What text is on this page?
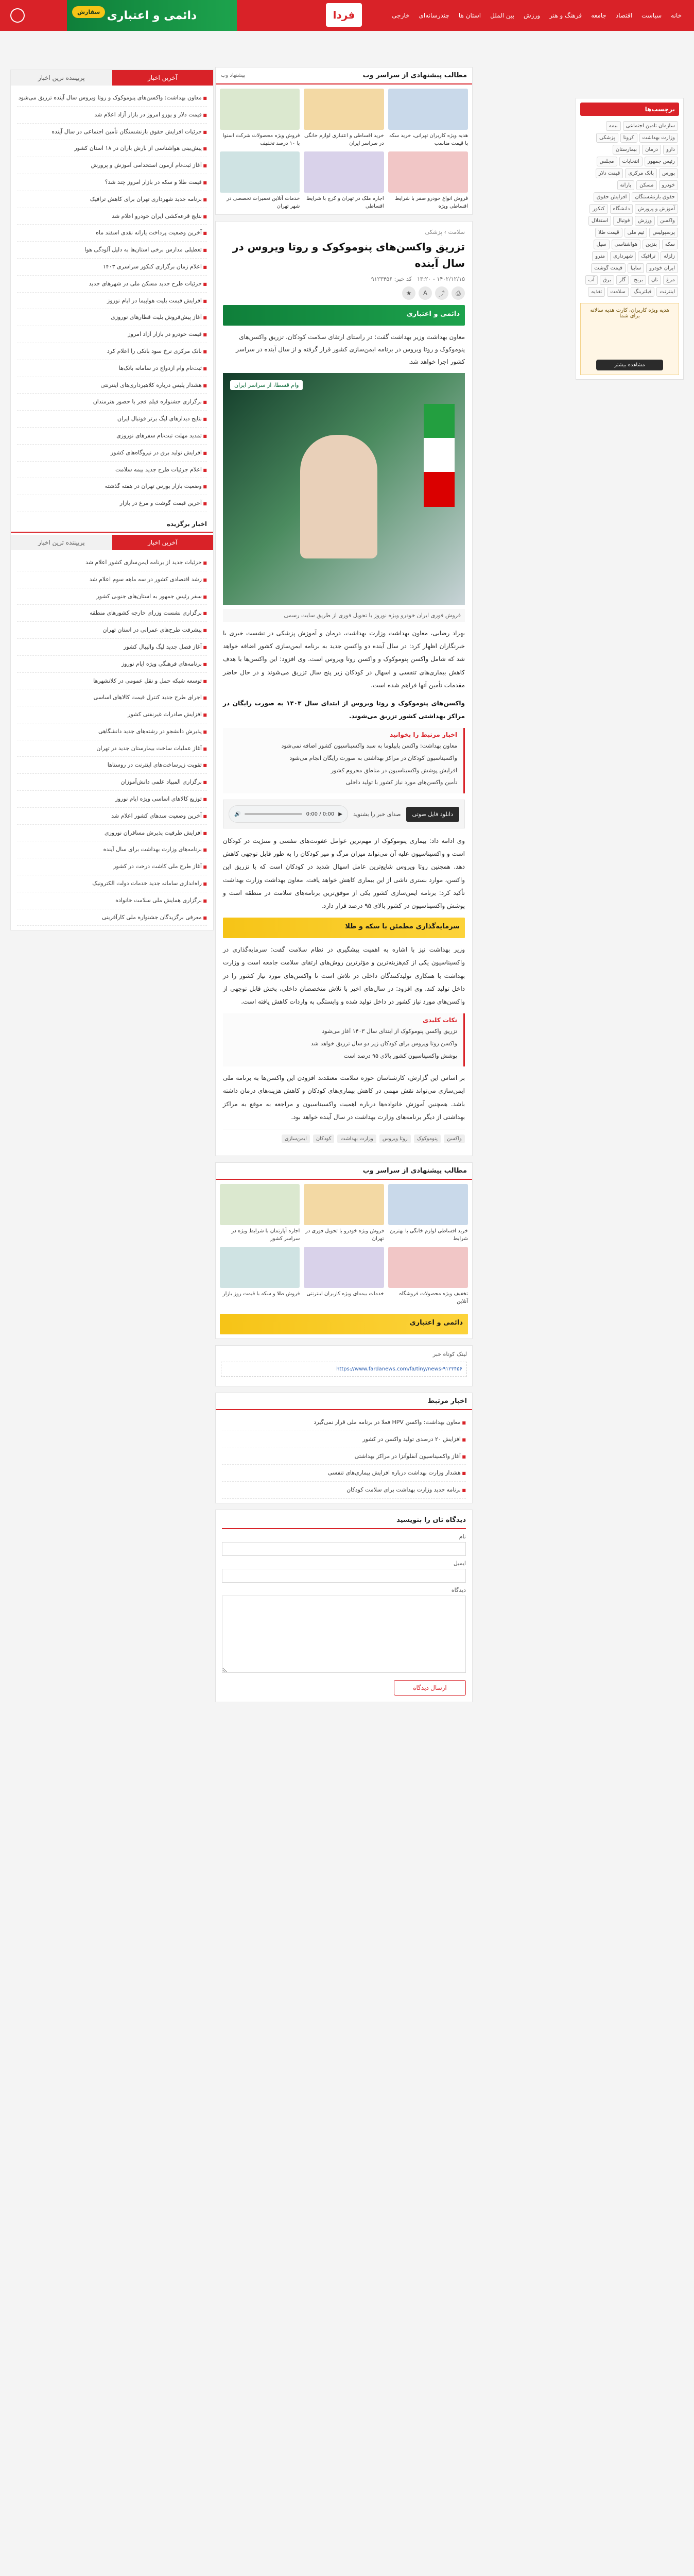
خانه
سیاست
اقتصاد
جامعه
فرهنگ و هنر
ورزش
بین الملل
استان ها
چندرسانه‌ای
خارجی
فردا
دائمی و اعتباری
سفارش
برچسب‌ها
سازمان تامین اجتماعیبیمهوزارت بهداشتکروناپزشکیدارودرمانبیمارستانرئیس جمهورانتخاباتمجلسبورسبانک مرکزیقیمت دلارخودرومسکنیارانهحقوق بازنشستگانافزایش حقوقآموزش و پرورشدانشگاهکنکورواکسنورزشفوتبالاستقلالپرسپولیستیم ملیقیمت طلاسکهبنزینهواشناسیسیلزلزلهترافیکشهرداریمتروایران خودروسایپاقیمت گوشتمرغنانبرنجگازبرقآباینترنتفیلترینگسلامتتغذیه
هدیه ویژه کاربران، کارت هدیه سالانه برای شما
مشاهده بیشتر
مطالب پیشنهادی از سراسر وب
پیشنهاد وب
هدیه ویژه کاربران تهرانی، خرید سکه با قیمت مناسب
خرید اقساطی و اعتباری لوازم خانگی در سراسر ایران
فروش ویژه محصولات شرکت اسنوا با ۱۰ درصد تخفیف
فروش انواع خودرو صفر با شرایط اقساطی ویژه
اجاره ملک در تهران و کرج با شرایط اقساطی
خدمات آنلاین تعمیرات تخصصی در شهر تهران
سلامت › پزشکی
تزریق واکسن‌های پنوموکوک و روتا ویروس در سال آینده
۱۴۰۲/۱۲/۱۵ - ۱۳:۲۰
کد خبر: ۹۱۲۳۴۵۶
⎙
⤴
A
★
دائمی و اعتباری

معاون بهداشت وزیر بهداشت گفت: در راستای ارتقای سلامت کودکان، تزریق واکسن‌های پنوموکوک و روتا ویروس در برنامه ایمن‌سازی کشور قرار گرفته و از سال آینده در سراسر کشور اجرا خواهد شد.

وام قسطا، از سراسر ایران
فروش فوری ایران خودرو ویژه نوروز با تحویل فوری از طریق سایت رسمی

بهزاد رضایی، معاون بهداشت وزارت بهداشت، درمان و آموزش پزشکی در نشست خبری با خبرنگاران اظهار کرد: در سال آینده دو واکسن جدید به برنامه ایمن‌سازی کشور اضافه خواهد شد که شامل واکسن پنوموکوک و واکسن روتا ویروس است. وی افزود: این واکسن‌ها با هدف کاهش بیماری‌های تنفسی و اسهال در کودکان زیر پنج سال تزریق می‌شوند و در حال حاضر مقدمات تأمین آنها فراهم شده است.

واکسن‌های پنوموکوک و روتا ویروس از ابتدای سال ۱۴۰۳ به صورت رایگان در مراکز بهداشتی کشور تزریق می‌شوند.

اخبار مرتبط را بخوانید
معاون بهداشت: واکسن پاپیلوما به سبد واکسیناسیون کشور اضافه نمی‌شود
واکسیناسیون کودکان در مراکز بهداشتی به صورت رایگان انجام می‌شود
افزایش پوشش واکسیناسیون در مناطق محروم کشور
تأمین واکسن‌های مورد نیاز کشور با تولید داخلی
دانلود فایل صوتی
صدای خبر را بشنوید
▶
0:00 / 0:00
🔊

وی ادامه داد: بیماری پنوموکوک از مهم‌ترین عوامل عفونت‌های تنفسی و مننژیت در کودکان است و واکسیناسیون علیه آن می‌تواند میزان مرگ و میر کودکان را به طور قابل توجهی کاهش دهد. همچنین روتا ویروس شایع‌ترین عامل اسهال شدید در کودکان است که با تزریق این واکسن، موارد بستری ناشی از این بیماری کاهش خواهد یافت. معاون بهداشت وزارت بهداشت تأکید کرد: برنامه ایمن‌سازی کشور یکی از موفق‌ترین برنامه‌های سلامت در منطقه است و پوشش واکسیناسیون در کشور بالای ۹۵ درصد قرار دارد.

سرمایه‌گذاری مطمئن با سکه و طلا

وزیر بهداشت نیز با اشاره به اهمیت پیشگیری در نظام سلامت گفت: سرمایه‌گذاری در واکسیناسیون یکی از کم‌هزینه‌ترین و مؤثرترین روش‌های ارتقای سلامت جامعه است و وزارت بهداشت با همکاری تولیدکنندگان داخلی در تلاش است تا واکسن‌های مورد نیاز کشور را در داخل تولید کند. وی افزود: در سال‌های اخیر با تلاش متخصصان داخلی، بخش قابل توجهی از واکسن‌های مورد نیاز کشور در داخل تولید شده و وابستگی به واردات کاهش یافته است.

نکات کلیدی
تزریق واکسن پنوموکوک از ابتدای سال ۱۴۰۳ آغاز می‌شود
واکسن روتا ویروس برای کودکان زیر دو سال تزریق خواهد شد
پوشش واکسیناسیون کشور بالای ۹۵ درصد است

بر اساس این گزارش، کارشناسان حوزه سلامت معتقدند افزودن این واکسن‌ها به برنامه ملی ایمن‌سازی می‌تواند نقش مهمی در کاهش بیماری‌های کودکان و کاهش هزینه‌های درمان داشته باشد. همچنین آموزش خانواده‌ها درباره اهمیت واکسیناسیون و مراجعه به موقع به مراکز بهداشتی از دیگر برنامه‌های وزارت بهداشت در سال آینده خواهد بود.

واکسن
پنوموکوک
روتا ویروس
وزارت بهداشت
کودکان
ایمن‌سازی
مطالب پیشنهادی از سراسر وب
خرید اقساطی لوازم خانگی با بهترین شرایط
فروش ویژه خودرو با تحویل فوری در تهران
اجاره آپارتمان با شرایط ویژه در سراسر کشور
تخفیف ویژه محصولات فروشگاه آنلاین
خدمات بیمه‌ای ویژه کاربران اینترنتی
فروش طلا و سکه با قیمت روز بازار
دائمی و اعتباری
لینک کوتاه خبر
https://www.fardanews.com/fa/tiny/news-۹۱۲۳۴۵۶
اخبار مرتبط
■ معاون بهداشت: واکسن HPV فعلا در برنامه ملی قرار نمی‌گیرد
■ افزایش ۲۰ درصدی تولید واکسن در کشور
■ آغاز واکسیناسیون آنفلوآنزا در مراکز بهداشتی
■ هشدار وزارت بهداشت درباره افزایش بیماری‌های تنفسی
■ برنامه جدید وزارت بهداشت برای سلامت کودکان
دیدگاه تان را بنویسید
نام
ایمیل
دیدگاه
ارسال دیدگاه
آخرین اخبار
پربیننده ترین اخبار
■ معاون بهداشت: واکسن‌های پنوموکوک و روتا ویروس سال آینده تزریق می‌شود
■ قیمت دلار و یورو امروز در بازار آزاد اعلام شد
■ جزئیات افزایش حقوق بازنشستگان تأمین اجتماعی در سال آینده
■ پیش‌بینی هواشناسی از بارش باران در ۱۸ استان کشور
■ آغاز ثبت‌نام آزمون استخدامی آموزش و پرورش
■ قیمت طلا و سکه در بازار امروز چند شد؟
■ برنامه جدید شهرداری تهران برای کاهش ترافیک
■ نتایج قرعه‌کشی ایران خودرو اعلام شد
■ آخرین وضعیت پرداخت یارانه نقدی اسفند ماه
■ تعطیلی مدارس برخی استان‌ها به دلیل آلودگی هوا
■ اعلام زمان برگزاری کنکور سراسری ۱۴۰۳
■ جزئیات طرح جدید مسکن ملی در شهرهای جدید
■ افزایش قیمت بلیت هواپیما در ایام نوروز
■ آغاز پیش‌فروش بلیت قطارهای نوروزی
■ قیمت خودرو در بازار آزاد امروز
■ بانک مرکزی نرخ سود بانکی را اعلام کرد
■ ثبت‌نام وام ازدواج در سامانه بانک‌ها
■ هشدار پلیس درباره کلاهبرداری‌های اینترنتی
■ برگزاری جشنواره فیلم فجر با حضور هنرمندان
■ نتایج دیدارهای لیگ برتر فوتبال ایران
■ تمدید مهلت ثبت‌نام سفرهای نوروزی
■ افزایش تولید برق در نیروگاه‌های کشور
■ اعلام جزئیات طرح جدید بیمه سلامت
■ وضعیت بازار بورس تهران در هفته گذشته
■ آخرین قیمت گوشت و مرغ در بازار
اخبار برگزیده
آخرین اخبار
پربیننده ترین اخبار
■ جزئیات جدید از برنامه ایمن‌سازی کشور اعلام شد
■ رشد اقتصادی کشور در سه ماهه سوم اعلام شد
■ سفر رئیس جمهور به استان‌های جنوبی کشور
■ برگزاری نشست وزرای خارجه کشورهای منطقه
■ پیشرفت طرح‌های عمرانی در استان تهران
■ آغاز فصل جدید لیگ والیبال کشور
■ برنامه‌های فرهنگی ویژه ایام نوروز
■ توسعه شبکه حمل و نقل عمومی در کلانشهرها
■ اجرای طرح جدید کنترل قیمت کالاهای اساسی
■ افزایش صادرات غیرنفتی کشور
■ پذیرش دانشجو در رشته‌های جدید دانشگاهی
■ آغاز عملیات ساخت بیمارستان جدید در تهران
■ تقویت زیرساخت‌های اینترنت در روستاها
■ برگزاری المپیاد علمی دانش‌آموزان
■ توزیع کالاهای اساسی ویژه ایام نوروز
■ آخرین وضعیت سدهای کشور اعلام شد
■ افزایش ظرفیت پذیرش مسافران نوروزی
■ برنامه‌های وزارت بهداشت برای سال آینده
■ آغاز طرح ملی کاشت درخت در کشور
■ راه‌اندازی سامانه جدید خدمات دولت الکترونیک
■ برگزاری همایش ملی سلامت خانواده
■ معرفی برگزیدگان جشنواره ملی کارآفرینی
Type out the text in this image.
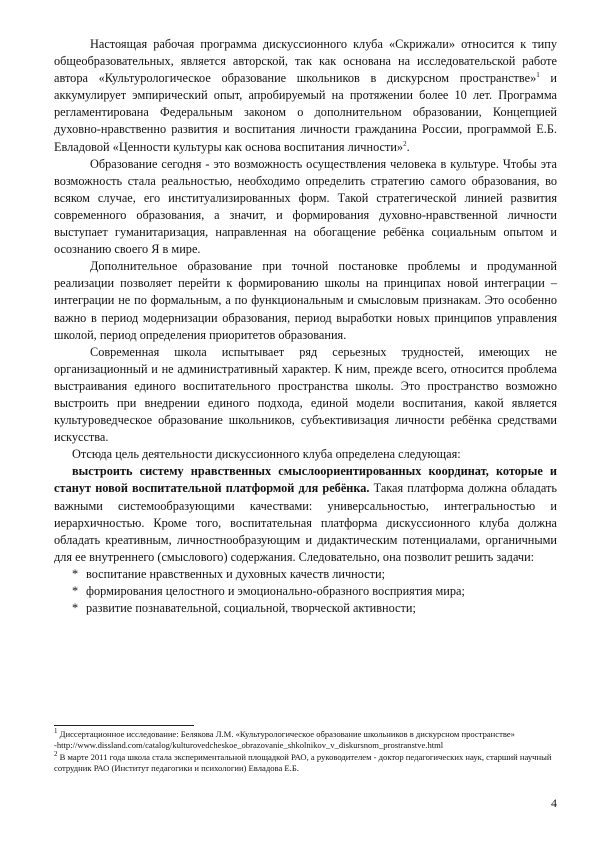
Настоящая рабочая программа дискуссионного клуба «Скрижали» относится к типу общеобразовательных, является авторской, так как основана на исследовательской работе автора «Культурологическое образование школьников в дискурсном пространстве»$^1$ и аккумулирует эмпирический опыт, апробируемый на протяжении более 10 лет. Программа регламентирована Федеральным законом о дополнительном образовании, Концепцией духовно-нравственно развития и воспитания личности гражданина России, программой Е.Б. Евладовой «Ценности культуры как основа воспитания личности»$^2$.

Образование сегодня - это возможность осуществления человека в культуре. Чтобы эта возможность стала реальностью, необходимо определить стратегию самого образования, во всяком случае, его институализированных форм. Такой стратегической линией развития современного образования, а значит, и формирования духовно-нравственной личности выступает гуманитаризация, направленная на обогащение ребёнка социальным опытом и осознанию своего Я в мире.

Дополнительное образование при точной постановке проблемы и продуманной реализации позволяет перейти к формированию школы на принципах новой интеграции – интеграции не по формальным, а по функциональным и смысловым признакам. Это особенно важно в период модернизации образования, период выработки новых принципов управления школой, период определения приоритетов образования.

Современная школа испытывает ряд серьезных трудностей, имеющих не организационный и не административный характер. К ним, прежде всего, относится проблема выстраивания единого воспитательного пространства школы. Это пространство возможно выстроить при внедрении единого подхода, единой модели воспитания, какой является культуроведческое образование школьников, субъективизация личности ребёнка средствами искусства.

Отсюда цель деятельности дискуссионного клуба определена следующая:

выстроить систему нравственных смыслоориентированных координат, которые и станут новой воспитательной платформой для ребёнка. Такая платформа должна обладать важными системообразующими качествами: универсальностью, интегральностью и иерархичностью. Кроме того, воспитательная платформа дискуссионного клуба должна обладать креативным, личностнообразующим и дидактическим потенциалами, органичными для ее внутреннего (смыслового) содержания. Следовательно, она позволит решить задачи:

* воспитание нравственных и духовных качеств личности;
* формирования целостного и эмоционально-образного восприятия мира;
* развитие познавательной, социальной, творческой активности;

$^1$ Диссертационное исследование: Белякова Л.М. «Культурологическое образование школьников в дискурсном пространстве»

-http://www.dissland.com/catalog/kulturovedcheskoe_obrazovanie_shkolnikov_v_diskursnom_prostranstve.html

$^2$ В марте 2011 года школа стала экспериментальной площадкой РАО, а руководителем - доктор педагогических наук, старший научный сотрудник РАО (Институт педагогики и психологии) Евладова Е.Б.

4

▶ _Your instructions_
Gather every line containing the word "فوری" and copy it.

▶ _Solution for this task_
فروش فوری ایران خودرو ویژه نوروز با تحویل فوری از طریق سایت رسمی
فروش ویژه خودرو با تحویل فوری در تهران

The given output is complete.